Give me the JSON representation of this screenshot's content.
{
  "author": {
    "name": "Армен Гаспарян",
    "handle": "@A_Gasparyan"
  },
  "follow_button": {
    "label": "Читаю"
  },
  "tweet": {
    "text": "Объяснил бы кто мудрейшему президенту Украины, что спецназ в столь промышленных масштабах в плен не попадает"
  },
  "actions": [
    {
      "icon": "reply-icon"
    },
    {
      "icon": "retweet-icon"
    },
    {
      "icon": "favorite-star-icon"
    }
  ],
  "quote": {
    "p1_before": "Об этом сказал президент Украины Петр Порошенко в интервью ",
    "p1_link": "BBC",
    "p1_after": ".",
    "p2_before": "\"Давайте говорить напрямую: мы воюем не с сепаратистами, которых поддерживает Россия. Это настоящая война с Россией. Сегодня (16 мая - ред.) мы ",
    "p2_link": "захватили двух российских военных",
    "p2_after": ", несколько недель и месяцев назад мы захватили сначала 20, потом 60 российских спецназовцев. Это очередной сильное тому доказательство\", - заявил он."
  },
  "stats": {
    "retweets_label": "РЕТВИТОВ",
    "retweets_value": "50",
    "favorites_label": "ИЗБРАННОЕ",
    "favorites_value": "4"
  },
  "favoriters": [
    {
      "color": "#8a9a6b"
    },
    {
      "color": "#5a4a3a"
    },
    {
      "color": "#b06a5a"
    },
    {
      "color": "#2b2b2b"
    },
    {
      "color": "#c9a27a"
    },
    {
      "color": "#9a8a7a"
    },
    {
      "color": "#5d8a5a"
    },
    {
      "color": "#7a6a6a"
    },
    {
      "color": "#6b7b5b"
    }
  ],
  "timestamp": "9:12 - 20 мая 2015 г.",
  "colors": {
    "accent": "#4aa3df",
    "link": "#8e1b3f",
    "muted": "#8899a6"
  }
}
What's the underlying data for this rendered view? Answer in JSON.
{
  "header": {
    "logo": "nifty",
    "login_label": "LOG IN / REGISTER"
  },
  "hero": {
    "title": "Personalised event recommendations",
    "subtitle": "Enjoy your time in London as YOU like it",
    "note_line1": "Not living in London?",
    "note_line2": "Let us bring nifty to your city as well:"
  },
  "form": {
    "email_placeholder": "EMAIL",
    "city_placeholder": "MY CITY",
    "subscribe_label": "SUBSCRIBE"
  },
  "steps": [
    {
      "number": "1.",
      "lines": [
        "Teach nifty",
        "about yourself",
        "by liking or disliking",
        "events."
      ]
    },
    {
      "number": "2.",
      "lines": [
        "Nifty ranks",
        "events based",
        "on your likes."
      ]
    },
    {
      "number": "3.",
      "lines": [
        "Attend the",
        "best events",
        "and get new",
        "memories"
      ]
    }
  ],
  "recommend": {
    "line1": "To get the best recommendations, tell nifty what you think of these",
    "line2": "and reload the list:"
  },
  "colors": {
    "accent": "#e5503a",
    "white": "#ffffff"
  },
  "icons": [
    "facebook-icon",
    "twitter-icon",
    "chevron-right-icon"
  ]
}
========
> To be done
Provide only the number of lines in the records containing the string "российских".

> Result for this exercise
2